** WHAT THE TASK ASKS **
Convert the rows from the one containing "Enumerate the UI" through the one containing "bar <box>1629 859 1696 1000</box>" into a Markdown table with two columns, Index and Text, numbering each row and leaving out any blank ones.

(Rows from a dataset)
_ _ _ _ _ _ _

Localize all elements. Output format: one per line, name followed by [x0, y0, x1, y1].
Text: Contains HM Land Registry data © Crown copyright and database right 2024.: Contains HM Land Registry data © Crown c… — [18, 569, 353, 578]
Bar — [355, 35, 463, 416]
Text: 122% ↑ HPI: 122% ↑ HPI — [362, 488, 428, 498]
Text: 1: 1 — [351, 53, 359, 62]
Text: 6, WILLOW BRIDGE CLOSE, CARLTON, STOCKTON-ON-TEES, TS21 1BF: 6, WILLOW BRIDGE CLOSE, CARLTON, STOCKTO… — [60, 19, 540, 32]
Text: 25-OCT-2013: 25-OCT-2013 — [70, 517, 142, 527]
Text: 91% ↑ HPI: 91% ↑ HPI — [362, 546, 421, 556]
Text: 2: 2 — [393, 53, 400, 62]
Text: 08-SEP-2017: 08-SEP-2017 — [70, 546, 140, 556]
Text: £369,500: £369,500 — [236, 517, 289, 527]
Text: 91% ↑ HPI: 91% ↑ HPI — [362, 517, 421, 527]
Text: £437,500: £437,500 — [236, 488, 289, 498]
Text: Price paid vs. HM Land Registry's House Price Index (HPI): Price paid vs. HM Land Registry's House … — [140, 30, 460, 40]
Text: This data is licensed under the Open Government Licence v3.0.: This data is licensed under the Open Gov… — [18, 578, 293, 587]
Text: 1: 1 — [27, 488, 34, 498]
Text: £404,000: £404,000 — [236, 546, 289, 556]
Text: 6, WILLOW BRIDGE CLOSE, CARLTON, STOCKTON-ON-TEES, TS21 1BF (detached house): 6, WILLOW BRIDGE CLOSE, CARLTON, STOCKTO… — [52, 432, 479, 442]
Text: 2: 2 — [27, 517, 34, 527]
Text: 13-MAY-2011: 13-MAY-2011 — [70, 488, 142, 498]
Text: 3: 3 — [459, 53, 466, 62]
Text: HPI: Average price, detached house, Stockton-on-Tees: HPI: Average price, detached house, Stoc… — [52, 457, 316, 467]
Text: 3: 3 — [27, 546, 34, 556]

_ _ _ _ _ _ _

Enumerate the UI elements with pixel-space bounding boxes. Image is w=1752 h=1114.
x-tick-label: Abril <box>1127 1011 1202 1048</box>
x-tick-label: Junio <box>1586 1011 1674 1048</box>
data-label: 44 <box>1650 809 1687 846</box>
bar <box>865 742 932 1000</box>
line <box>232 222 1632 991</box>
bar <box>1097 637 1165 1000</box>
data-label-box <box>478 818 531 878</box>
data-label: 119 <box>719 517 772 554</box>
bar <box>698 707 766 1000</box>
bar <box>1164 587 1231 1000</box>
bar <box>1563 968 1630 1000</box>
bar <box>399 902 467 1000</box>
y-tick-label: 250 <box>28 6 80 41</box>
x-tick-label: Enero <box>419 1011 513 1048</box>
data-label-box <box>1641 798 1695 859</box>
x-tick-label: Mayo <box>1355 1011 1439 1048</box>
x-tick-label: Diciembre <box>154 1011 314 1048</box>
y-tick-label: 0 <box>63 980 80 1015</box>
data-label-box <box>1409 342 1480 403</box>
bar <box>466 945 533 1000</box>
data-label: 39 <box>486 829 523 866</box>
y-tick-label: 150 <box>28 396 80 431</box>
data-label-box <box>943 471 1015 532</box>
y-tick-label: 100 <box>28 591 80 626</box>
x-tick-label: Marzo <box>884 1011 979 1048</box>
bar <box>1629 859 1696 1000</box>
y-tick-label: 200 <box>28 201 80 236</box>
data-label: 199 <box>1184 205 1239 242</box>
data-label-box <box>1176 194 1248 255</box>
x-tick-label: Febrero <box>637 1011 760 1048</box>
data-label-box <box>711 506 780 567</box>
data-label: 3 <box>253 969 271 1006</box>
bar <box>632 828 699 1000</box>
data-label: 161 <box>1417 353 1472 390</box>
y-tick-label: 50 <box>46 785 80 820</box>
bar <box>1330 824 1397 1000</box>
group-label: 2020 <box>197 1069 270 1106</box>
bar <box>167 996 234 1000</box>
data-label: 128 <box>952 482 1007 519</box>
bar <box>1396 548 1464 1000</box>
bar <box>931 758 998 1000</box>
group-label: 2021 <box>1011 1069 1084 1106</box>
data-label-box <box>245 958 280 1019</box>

_ _ _ _ _ _ _

** WRITTEN ANSWER **
| Index | Text |
|---|---|
| 1 | Enumerate the UI elements with pixel-space bounding boxes. Image is w=1752 h=1114. |
| 2 | x-tick-label: Abril <box>1127 1011 1202 1048</box> |
| 3 | x-tick-label: Junio <box>1586 1011 1674 1048</box> |
| 4 | data-label: 44 <box>1650 809 1687 846</box> |
| 5 | bar <box>865 742 932 1000</box> |
| 6 | line <box>232 222 1632 991</box> |
| 7 | bar <box>1097 637 1165 1000</box> |
| 8 | data-label-box <box>478 818 531 878</box> |
| 9 | data-label: 119 <box>719 517 772 554</box> |
| 10 | bar <box>698 707 766 1000</box> |
| 11 | bar <box>1164 587 1231 1000</box> |
| 12 | bar <box>1563 968 1630 1000</box> |
| 13 | bar <box>399 902 467 1000</box> |
| 14 | y-tick-label: 250 <box>28 6 80 41</box> |
| 15 | x-tick-label: Enero <box>419 1011 513 1048</box> |
| 16 | data-label-box <box>1641 798 1695 859</box> |
| 17 | x-tick-label: Mayo <box>1355 1011 1439 1048</box> |
| 18 | x-tick-label: Diciembre <box>154 1011 314 1048</box> |
| 19 | y-tick-label: 0 <box>63 980 80 1015</box> |
| 20 | data-label-box <box>1409 342 1480 403</box> |
| 21 | bar <box>466 945 533 1000</box> |
| 22 | data-label: 39 <box>486 829 523 866</box> |
| 23 | y-tick-label: 150 <box>28 396 80 431</box> |
| 24 | data-label-box <box>943 471 1015 532</box> |
| 25 | y-tick-label: 100 <box>28 591 80 626</box> |
| 26 | x-tick-label: Marzo <box>884 1011 979 1048</box> |
| 27 | bar <box>1629 859 1696 1000</box> |